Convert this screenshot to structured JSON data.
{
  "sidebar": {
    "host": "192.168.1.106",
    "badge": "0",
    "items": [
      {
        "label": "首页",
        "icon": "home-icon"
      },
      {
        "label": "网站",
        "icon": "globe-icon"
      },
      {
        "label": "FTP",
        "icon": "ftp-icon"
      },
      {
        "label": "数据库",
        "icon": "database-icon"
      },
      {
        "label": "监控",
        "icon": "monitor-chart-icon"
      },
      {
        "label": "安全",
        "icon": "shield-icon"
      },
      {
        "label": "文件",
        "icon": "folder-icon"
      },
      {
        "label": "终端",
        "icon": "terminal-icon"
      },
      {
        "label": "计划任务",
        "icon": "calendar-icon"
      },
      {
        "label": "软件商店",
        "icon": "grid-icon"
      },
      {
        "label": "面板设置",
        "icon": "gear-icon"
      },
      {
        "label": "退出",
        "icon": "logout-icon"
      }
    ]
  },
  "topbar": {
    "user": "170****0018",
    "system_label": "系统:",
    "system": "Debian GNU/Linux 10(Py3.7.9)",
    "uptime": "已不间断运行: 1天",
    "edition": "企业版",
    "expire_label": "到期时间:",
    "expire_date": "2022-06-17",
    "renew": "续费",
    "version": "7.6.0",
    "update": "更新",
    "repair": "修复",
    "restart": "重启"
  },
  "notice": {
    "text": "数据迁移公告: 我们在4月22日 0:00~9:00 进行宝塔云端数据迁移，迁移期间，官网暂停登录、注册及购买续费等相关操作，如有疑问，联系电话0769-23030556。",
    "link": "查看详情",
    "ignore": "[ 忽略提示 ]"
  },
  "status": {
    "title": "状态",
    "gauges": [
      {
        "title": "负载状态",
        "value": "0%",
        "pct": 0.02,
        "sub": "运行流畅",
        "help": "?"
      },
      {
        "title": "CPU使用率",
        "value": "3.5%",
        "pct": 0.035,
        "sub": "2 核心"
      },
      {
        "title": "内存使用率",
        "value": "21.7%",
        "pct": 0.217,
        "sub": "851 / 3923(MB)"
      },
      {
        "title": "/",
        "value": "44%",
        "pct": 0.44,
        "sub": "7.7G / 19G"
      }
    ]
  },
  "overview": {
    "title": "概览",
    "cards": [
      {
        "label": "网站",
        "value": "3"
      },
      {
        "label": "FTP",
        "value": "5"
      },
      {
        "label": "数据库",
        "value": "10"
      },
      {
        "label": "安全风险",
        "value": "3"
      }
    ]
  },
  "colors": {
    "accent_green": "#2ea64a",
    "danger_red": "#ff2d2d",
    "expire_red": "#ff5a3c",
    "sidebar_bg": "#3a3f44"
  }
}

....

EXERCISE BRIEF
Show every line from the entries above in which the word "title" appears.

FINAL RESULT
    "title": "状态",
        "title": "负载状态",
        "title": "CPU使用率",
        "title": "内存使用率",
        "title": "/",
    "title": "概览",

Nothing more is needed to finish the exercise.